• [Dataset entries]:

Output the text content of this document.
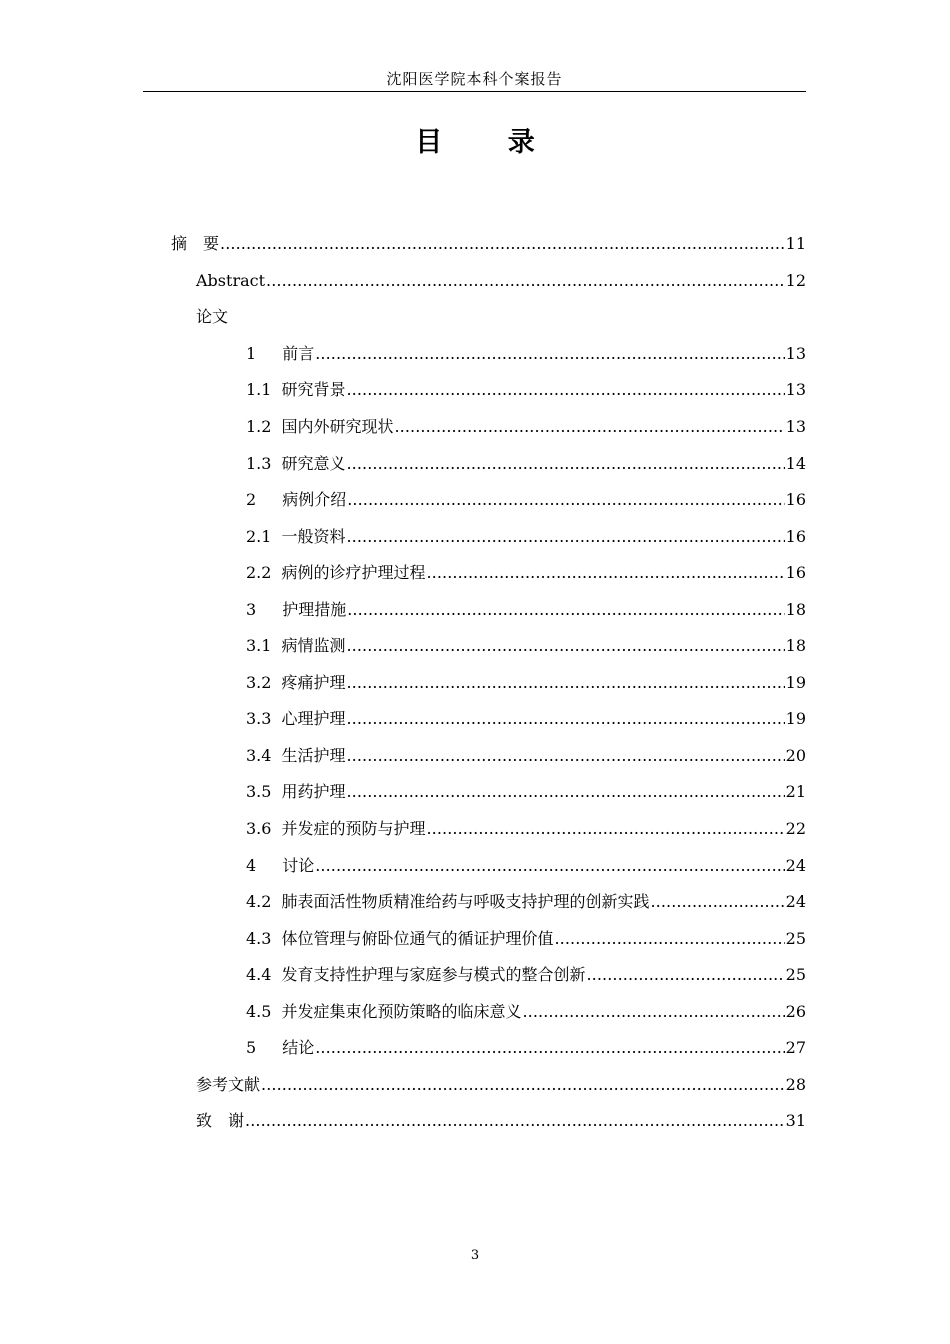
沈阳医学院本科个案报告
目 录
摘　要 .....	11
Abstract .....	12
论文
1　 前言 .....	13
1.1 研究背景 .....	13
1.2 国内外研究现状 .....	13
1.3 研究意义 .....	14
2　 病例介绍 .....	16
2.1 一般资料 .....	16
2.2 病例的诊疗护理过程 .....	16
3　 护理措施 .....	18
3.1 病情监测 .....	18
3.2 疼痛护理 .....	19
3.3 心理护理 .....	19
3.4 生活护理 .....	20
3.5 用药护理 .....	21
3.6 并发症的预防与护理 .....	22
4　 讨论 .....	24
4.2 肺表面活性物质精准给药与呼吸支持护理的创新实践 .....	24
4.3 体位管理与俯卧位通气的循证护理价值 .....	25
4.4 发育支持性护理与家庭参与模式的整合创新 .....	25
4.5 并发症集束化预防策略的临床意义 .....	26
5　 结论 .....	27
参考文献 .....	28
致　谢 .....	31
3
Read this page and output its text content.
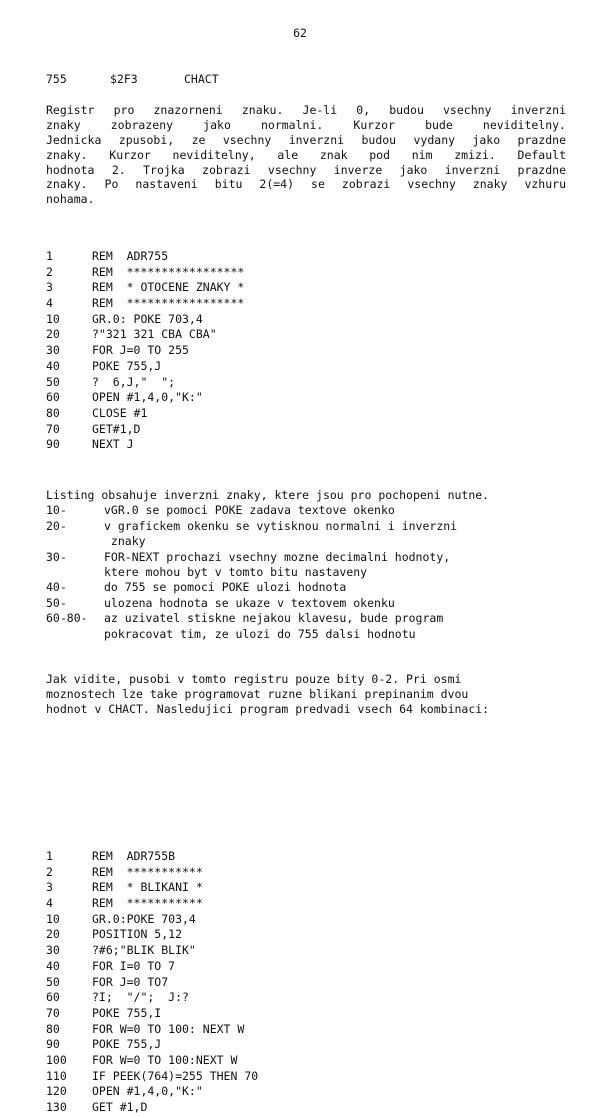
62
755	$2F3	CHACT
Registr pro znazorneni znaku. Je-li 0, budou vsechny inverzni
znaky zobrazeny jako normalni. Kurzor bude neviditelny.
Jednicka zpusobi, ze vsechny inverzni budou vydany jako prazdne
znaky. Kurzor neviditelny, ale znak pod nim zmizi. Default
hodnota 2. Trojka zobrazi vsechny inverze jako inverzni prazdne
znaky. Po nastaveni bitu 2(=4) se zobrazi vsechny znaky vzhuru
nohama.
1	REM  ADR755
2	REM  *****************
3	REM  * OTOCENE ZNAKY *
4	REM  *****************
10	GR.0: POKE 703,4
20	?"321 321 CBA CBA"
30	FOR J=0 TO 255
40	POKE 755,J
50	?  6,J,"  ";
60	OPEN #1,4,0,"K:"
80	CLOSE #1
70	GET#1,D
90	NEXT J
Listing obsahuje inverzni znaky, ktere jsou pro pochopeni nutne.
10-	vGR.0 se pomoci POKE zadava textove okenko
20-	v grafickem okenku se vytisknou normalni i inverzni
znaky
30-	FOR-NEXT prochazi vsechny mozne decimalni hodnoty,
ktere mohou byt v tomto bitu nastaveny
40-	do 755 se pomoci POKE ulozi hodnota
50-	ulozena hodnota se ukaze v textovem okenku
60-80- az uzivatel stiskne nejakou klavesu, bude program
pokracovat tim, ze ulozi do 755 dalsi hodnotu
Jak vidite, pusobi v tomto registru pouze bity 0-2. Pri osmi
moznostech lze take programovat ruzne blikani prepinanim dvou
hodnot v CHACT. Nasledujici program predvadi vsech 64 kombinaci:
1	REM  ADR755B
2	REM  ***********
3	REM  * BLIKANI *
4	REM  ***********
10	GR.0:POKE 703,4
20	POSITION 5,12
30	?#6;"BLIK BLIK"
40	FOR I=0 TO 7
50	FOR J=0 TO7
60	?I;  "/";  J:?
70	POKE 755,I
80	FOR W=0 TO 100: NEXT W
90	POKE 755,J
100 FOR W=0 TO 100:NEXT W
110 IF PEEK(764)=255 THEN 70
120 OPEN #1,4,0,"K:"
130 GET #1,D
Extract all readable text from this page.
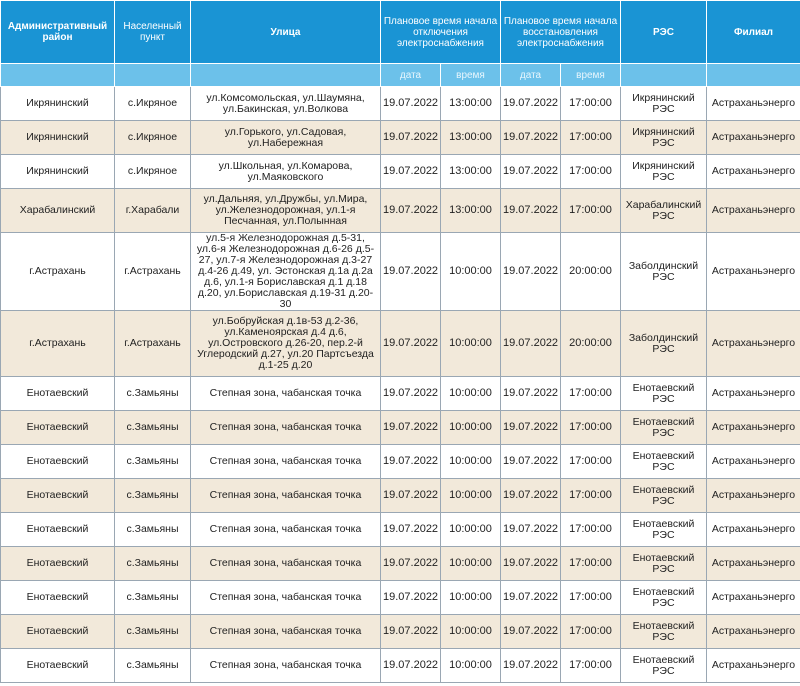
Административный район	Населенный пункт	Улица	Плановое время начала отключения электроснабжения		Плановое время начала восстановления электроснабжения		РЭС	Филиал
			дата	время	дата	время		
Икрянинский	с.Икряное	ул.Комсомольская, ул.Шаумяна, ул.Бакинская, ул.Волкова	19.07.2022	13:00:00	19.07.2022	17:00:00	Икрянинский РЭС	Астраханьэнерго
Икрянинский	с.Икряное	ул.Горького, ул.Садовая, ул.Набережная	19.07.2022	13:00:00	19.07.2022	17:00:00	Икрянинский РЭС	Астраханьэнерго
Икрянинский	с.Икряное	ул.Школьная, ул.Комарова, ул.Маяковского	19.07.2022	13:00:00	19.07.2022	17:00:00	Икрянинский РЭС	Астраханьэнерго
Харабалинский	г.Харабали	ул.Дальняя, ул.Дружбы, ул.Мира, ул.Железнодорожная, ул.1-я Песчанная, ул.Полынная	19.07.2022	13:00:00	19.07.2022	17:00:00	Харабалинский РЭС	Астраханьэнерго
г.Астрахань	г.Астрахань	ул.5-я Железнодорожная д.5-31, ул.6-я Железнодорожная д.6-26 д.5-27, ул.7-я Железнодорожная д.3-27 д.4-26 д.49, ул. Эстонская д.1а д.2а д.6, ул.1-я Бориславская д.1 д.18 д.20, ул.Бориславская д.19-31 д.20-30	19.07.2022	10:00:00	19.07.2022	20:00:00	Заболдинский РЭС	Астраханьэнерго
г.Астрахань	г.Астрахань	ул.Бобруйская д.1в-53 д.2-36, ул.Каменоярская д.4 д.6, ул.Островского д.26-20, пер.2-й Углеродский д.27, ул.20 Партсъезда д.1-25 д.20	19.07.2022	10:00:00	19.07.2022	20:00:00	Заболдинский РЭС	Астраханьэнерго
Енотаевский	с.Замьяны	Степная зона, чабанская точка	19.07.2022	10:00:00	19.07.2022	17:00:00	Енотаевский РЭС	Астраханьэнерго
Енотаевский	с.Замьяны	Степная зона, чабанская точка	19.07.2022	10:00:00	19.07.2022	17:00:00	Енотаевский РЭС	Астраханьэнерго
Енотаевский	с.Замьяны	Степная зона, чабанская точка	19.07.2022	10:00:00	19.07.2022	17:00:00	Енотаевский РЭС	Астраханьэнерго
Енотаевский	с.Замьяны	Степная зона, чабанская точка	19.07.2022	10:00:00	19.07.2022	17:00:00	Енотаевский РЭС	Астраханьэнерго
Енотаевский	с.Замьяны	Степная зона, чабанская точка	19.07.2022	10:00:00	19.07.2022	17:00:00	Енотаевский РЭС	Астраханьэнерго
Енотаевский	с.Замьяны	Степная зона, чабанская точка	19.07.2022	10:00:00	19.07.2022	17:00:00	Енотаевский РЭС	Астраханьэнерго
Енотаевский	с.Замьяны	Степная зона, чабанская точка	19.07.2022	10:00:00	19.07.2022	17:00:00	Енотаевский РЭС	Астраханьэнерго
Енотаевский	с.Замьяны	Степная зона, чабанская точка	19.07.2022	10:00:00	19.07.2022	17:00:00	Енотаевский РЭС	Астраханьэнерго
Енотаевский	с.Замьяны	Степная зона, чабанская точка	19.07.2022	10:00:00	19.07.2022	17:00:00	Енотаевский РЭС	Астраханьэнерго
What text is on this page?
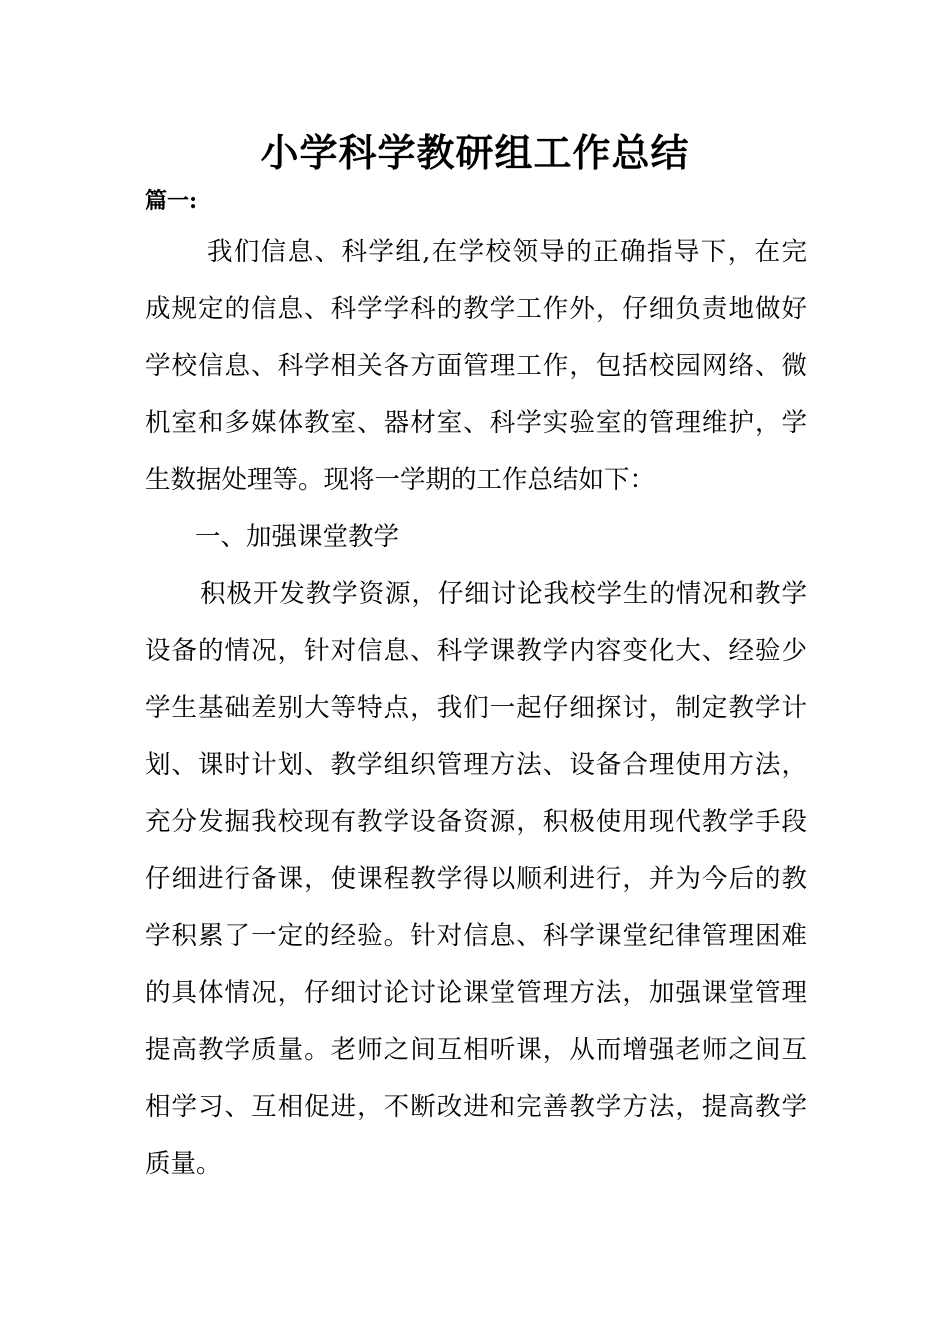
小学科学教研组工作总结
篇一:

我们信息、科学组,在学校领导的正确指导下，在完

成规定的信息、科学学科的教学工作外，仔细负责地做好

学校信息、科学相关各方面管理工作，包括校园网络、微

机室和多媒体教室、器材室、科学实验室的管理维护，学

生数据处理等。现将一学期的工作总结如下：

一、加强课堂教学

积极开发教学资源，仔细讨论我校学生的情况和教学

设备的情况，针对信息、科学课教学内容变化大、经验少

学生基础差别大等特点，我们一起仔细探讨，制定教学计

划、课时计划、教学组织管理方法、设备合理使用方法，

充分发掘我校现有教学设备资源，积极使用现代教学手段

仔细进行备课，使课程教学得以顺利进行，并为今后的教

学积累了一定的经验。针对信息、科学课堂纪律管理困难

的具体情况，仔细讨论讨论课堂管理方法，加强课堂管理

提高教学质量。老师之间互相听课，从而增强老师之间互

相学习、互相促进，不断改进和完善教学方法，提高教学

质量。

• [What is needed]:
Gather each line holding the string "content".

• [Result for this task]:
Output the text content of this document.
Read this page and output its text content.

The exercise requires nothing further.